■ What the task requires ■
Please copy each line below that contains the string "danger".

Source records
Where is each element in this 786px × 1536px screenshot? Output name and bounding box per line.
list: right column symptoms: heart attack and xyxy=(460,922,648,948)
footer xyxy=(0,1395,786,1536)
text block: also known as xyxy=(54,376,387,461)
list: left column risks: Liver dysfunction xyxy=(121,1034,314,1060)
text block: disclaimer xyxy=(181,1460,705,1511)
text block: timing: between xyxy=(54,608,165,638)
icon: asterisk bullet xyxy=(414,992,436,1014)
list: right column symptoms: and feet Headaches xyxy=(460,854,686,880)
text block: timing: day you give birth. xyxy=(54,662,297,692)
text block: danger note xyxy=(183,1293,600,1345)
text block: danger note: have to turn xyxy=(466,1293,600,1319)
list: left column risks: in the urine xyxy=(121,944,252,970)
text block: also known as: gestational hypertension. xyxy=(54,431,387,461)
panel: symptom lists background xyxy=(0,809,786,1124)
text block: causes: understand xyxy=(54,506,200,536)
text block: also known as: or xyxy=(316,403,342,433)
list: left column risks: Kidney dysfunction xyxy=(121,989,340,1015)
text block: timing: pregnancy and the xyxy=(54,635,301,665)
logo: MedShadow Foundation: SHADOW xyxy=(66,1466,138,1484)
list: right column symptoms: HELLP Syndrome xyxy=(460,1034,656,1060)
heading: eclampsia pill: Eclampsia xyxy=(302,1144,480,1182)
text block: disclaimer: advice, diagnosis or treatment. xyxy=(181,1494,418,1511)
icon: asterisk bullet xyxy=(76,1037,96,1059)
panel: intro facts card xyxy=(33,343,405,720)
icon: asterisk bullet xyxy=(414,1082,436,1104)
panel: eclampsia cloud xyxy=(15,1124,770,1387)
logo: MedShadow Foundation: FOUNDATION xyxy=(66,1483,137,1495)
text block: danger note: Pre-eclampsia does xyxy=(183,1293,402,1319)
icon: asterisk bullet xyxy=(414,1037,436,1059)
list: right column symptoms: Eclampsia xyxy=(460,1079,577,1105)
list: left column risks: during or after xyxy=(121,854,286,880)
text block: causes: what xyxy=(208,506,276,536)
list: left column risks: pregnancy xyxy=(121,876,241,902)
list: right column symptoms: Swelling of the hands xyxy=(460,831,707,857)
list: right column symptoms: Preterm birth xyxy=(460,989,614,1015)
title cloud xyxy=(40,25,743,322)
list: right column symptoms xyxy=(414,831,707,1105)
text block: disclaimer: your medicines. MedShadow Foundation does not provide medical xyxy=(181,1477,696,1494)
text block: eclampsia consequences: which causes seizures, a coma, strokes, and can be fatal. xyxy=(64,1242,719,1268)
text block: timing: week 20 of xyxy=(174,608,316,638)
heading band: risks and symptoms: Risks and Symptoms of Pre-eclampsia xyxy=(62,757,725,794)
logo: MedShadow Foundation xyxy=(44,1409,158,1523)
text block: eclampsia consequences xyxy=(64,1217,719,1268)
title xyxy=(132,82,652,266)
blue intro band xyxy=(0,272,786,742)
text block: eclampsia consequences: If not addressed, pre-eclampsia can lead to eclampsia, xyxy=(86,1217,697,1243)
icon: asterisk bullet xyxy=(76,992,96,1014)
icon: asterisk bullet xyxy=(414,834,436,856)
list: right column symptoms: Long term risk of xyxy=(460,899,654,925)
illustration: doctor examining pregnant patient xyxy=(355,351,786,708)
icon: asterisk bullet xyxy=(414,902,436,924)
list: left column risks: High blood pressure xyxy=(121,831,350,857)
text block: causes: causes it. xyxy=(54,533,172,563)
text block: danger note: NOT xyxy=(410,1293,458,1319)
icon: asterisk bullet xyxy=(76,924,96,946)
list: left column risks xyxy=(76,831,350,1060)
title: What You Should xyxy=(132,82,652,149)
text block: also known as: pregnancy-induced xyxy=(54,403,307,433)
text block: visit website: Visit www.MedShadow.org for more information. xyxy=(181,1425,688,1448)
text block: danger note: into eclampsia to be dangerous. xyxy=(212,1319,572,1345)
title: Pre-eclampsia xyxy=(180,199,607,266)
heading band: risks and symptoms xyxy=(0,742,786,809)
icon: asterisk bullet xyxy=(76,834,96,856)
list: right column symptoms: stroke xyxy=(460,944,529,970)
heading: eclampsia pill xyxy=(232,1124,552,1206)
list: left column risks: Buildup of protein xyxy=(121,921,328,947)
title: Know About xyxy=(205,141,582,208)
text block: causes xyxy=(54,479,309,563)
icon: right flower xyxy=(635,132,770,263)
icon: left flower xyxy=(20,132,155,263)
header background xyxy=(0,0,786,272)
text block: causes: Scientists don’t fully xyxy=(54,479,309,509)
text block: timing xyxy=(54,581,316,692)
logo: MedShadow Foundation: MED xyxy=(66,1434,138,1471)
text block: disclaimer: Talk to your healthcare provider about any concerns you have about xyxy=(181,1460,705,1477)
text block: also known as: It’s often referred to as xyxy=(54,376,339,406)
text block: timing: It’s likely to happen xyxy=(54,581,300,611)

■ Task answer ■
text block: danger note xyxy=(183,1293,600,1345)
text block: danger note: have to turn xyxy=(466,1293,600,1319)
text block: danger note: Pre-eclampsia does xyxy=(183,1293,402,1319)
text block: danger note: NOT xyxy=(410,1293,458,1319)
text block: danger note: into eclampsia to be dangerous. xyxy=(212,1319,572,1345)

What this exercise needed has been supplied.